TASK DIRECTIONS: List the lines of this listing that hold the word "school".

>> START INFORMATION SUPPLIED

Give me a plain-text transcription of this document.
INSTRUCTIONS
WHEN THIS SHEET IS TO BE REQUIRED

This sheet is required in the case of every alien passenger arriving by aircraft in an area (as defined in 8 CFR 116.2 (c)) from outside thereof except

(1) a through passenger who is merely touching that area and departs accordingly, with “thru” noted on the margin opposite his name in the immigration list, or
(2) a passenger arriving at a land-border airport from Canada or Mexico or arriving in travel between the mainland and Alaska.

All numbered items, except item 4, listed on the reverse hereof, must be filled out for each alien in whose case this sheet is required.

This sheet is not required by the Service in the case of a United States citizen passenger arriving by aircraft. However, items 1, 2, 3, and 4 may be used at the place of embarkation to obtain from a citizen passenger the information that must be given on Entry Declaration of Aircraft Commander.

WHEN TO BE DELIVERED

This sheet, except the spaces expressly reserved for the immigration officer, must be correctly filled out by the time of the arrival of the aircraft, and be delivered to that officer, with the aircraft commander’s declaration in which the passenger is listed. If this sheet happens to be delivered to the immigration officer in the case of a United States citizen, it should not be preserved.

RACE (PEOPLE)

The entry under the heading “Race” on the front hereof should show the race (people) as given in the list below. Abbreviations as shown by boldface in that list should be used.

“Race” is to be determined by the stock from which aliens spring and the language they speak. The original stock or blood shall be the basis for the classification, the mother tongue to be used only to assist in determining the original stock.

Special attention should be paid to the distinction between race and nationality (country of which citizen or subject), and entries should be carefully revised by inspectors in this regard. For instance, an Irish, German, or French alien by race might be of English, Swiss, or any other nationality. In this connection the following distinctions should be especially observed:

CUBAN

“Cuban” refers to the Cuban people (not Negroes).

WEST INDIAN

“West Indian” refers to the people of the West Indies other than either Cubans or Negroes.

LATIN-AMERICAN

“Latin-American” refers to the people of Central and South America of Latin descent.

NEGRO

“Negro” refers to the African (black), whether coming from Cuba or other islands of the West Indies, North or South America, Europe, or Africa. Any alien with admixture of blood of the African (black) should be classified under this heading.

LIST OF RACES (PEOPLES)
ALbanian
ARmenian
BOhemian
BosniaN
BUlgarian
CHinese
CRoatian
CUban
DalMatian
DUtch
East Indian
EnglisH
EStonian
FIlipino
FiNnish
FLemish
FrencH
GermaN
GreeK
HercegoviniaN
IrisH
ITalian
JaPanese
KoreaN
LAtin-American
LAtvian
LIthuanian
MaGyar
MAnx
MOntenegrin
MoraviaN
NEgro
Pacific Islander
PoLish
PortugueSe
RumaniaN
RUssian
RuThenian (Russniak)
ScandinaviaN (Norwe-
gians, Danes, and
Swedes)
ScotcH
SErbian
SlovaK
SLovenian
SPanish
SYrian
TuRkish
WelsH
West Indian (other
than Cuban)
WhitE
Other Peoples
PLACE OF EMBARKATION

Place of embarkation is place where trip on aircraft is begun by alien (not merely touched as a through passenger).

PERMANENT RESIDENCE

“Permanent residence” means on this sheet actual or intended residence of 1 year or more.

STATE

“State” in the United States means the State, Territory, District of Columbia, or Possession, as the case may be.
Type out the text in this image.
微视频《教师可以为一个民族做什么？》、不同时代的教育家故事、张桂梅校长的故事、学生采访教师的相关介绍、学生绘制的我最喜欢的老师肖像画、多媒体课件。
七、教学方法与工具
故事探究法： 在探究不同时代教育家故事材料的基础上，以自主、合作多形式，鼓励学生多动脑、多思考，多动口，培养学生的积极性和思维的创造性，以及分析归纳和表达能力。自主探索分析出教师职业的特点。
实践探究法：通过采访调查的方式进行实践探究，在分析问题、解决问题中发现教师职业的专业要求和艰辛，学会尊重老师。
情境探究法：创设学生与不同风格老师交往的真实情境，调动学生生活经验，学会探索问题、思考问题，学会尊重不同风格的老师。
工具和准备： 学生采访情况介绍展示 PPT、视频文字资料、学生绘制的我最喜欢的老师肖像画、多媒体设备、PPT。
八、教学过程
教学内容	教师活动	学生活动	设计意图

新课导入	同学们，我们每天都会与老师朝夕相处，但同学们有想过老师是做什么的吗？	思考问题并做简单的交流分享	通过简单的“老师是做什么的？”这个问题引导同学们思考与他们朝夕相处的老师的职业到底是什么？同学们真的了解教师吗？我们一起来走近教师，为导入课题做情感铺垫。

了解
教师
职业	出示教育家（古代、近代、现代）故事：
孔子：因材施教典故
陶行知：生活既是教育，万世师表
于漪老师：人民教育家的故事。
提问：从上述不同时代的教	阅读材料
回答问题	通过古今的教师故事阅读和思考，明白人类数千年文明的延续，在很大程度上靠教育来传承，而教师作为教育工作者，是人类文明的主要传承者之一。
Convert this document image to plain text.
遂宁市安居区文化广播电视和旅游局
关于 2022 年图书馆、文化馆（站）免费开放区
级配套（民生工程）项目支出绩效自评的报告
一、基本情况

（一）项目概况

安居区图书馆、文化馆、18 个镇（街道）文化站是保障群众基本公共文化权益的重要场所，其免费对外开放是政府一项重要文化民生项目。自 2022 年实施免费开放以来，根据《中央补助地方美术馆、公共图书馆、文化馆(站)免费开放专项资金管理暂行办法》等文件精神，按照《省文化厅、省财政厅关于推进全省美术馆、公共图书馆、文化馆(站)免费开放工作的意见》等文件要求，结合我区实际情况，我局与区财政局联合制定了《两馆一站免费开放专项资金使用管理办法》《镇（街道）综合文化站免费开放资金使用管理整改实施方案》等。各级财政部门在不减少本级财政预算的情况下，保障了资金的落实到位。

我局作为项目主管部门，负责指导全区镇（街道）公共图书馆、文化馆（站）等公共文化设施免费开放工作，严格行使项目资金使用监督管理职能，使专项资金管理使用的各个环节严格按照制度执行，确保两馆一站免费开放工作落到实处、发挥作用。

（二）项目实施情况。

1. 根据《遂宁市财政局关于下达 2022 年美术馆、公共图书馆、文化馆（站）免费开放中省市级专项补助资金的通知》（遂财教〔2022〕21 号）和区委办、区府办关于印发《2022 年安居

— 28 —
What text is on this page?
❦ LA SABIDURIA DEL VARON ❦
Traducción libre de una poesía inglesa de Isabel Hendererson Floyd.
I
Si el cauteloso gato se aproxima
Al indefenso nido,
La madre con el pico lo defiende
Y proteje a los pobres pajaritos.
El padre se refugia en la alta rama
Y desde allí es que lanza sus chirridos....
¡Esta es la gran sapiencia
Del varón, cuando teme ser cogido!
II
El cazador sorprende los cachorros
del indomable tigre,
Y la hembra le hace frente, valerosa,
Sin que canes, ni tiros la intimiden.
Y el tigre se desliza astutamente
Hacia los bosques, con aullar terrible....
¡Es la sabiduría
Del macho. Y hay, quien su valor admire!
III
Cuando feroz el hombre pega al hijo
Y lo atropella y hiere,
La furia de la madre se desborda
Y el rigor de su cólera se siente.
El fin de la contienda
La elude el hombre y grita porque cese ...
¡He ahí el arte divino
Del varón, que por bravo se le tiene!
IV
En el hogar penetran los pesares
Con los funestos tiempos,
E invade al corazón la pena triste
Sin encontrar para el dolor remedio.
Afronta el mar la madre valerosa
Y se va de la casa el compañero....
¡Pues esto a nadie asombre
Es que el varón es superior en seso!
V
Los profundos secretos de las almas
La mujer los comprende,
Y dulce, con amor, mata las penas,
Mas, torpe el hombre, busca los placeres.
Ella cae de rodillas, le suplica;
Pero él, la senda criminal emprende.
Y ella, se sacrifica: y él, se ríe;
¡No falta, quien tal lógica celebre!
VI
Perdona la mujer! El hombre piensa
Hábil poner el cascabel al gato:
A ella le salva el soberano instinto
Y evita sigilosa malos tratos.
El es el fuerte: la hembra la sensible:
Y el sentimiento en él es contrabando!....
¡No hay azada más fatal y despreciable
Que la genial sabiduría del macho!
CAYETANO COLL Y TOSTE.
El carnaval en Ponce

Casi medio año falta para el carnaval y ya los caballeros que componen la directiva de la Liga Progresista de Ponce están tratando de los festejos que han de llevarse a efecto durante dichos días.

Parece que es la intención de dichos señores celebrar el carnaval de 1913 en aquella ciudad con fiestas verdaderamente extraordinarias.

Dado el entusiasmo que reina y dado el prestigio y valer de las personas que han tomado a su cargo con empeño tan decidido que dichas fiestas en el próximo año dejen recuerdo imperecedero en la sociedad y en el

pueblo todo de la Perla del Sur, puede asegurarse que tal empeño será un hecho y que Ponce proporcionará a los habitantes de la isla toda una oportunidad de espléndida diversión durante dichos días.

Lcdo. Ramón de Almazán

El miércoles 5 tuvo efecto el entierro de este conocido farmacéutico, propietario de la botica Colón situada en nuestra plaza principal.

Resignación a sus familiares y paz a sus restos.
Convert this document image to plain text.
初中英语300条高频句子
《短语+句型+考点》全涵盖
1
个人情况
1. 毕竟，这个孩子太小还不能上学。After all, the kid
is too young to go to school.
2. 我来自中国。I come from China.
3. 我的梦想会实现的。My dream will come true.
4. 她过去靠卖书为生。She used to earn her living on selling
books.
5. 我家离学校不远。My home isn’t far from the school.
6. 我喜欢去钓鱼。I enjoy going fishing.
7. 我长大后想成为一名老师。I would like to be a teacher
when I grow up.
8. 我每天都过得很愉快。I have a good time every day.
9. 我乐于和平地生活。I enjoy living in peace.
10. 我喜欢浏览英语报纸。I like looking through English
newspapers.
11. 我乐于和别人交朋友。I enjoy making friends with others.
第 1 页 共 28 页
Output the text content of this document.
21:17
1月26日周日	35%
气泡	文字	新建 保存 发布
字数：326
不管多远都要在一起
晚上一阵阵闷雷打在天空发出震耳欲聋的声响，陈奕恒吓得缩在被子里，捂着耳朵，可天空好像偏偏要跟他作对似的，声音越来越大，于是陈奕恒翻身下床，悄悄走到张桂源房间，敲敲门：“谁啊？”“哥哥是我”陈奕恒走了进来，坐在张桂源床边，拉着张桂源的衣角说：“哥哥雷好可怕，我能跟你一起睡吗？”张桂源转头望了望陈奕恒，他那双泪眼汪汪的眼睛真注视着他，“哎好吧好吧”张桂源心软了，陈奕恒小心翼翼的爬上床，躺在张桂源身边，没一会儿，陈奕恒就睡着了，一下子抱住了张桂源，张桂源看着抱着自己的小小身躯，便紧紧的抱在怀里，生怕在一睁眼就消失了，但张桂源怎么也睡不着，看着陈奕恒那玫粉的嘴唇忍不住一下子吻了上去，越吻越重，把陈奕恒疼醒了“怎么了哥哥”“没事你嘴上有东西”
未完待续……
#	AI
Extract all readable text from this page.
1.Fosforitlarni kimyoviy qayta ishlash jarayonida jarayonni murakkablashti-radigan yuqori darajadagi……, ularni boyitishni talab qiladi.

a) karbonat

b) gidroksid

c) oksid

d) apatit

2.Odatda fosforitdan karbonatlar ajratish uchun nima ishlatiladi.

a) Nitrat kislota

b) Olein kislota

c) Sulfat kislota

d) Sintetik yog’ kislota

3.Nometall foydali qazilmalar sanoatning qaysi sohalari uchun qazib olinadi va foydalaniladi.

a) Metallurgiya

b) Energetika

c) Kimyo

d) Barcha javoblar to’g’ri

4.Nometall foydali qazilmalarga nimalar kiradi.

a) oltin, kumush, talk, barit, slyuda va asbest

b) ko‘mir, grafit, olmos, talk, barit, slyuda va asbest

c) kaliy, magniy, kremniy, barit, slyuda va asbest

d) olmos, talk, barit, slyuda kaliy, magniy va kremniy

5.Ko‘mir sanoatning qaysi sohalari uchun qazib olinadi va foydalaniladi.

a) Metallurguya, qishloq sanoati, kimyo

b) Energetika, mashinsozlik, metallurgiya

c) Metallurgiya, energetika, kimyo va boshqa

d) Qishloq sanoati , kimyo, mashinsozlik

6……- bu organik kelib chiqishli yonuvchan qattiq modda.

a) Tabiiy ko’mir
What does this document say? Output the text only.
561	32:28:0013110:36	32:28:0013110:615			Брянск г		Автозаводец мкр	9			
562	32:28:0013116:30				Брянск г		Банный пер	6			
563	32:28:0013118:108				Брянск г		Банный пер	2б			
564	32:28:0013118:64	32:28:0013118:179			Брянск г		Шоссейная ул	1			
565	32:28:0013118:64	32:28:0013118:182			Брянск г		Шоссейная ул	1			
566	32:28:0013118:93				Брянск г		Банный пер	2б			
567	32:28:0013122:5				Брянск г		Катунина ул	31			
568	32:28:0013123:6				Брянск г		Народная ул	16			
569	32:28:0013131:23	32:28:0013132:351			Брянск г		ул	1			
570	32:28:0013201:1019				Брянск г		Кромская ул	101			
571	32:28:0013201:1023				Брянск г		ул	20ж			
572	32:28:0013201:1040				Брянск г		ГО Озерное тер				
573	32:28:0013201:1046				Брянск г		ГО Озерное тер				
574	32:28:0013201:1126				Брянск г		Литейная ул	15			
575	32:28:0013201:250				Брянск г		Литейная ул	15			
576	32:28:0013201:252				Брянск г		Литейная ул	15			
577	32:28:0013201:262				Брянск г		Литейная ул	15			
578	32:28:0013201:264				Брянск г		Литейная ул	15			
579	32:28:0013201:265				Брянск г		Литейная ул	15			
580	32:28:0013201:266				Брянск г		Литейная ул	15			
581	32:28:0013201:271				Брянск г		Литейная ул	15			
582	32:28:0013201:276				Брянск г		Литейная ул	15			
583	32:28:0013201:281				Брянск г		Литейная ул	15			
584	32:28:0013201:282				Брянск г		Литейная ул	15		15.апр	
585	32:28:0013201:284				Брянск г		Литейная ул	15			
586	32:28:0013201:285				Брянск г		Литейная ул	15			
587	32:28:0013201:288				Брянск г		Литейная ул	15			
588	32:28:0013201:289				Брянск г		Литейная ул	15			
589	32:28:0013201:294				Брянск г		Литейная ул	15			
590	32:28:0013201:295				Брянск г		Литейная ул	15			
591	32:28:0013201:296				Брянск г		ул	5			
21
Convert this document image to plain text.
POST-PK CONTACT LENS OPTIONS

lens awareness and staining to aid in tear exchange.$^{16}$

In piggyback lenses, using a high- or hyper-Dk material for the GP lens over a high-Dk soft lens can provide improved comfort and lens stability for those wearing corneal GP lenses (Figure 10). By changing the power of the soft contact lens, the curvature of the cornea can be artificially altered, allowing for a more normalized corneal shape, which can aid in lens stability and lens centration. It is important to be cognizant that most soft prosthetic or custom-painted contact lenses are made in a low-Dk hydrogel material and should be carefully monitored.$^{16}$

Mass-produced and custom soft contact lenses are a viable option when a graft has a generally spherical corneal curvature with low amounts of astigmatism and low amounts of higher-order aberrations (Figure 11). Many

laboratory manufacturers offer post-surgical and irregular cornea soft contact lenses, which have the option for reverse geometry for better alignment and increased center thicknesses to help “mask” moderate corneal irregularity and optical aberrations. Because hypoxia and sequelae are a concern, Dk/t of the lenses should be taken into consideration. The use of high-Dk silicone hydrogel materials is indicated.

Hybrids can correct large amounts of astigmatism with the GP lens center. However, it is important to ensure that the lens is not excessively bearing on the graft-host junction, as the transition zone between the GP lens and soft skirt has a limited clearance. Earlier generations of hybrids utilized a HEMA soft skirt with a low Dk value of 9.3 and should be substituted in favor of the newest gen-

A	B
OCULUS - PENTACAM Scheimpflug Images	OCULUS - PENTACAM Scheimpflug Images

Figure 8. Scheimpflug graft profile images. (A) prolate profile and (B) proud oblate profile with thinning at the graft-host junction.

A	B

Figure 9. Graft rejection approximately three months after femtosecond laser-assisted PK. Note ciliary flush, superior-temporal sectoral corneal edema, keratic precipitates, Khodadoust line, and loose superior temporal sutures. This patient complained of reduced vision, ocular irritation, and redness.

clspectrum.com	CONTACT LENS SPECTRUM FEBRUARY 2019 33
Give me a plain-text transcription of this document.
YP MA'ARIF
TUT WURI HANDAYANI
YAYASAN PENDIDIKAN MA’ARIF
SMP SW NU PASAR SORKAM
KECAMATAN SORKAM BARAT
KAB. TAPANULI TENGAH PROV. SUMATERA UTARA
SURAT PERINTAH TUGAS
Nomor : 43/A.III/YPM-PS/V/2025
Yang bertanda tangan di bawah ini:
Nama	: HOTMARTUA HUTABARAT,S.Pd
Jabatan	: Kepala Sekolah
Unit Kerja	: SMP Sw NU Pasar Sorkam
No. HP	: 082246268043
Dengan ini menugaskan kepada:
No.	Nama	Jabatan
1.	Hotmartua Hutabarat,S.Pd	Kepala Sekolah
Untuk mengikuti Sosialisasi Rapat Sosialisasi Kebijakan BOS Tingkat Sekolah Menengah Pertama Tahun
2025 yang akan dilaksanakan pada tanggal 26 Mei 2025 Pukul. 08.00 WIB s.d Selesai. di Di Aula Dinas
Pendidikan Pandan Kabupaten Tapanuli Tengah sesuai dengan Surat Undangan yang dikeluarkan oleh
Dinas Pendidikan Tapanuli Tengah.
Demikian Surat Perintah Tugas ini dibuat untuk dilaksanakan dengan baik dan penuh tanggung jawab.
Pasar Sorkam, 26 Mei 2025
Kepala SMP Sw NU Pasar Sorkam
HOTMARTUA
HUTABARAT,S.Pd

>> END INFORMATION SUPPLIED

RESPONSE:
is too young to go to school.
5. 我家离学校不远。My home isn’t far from the school.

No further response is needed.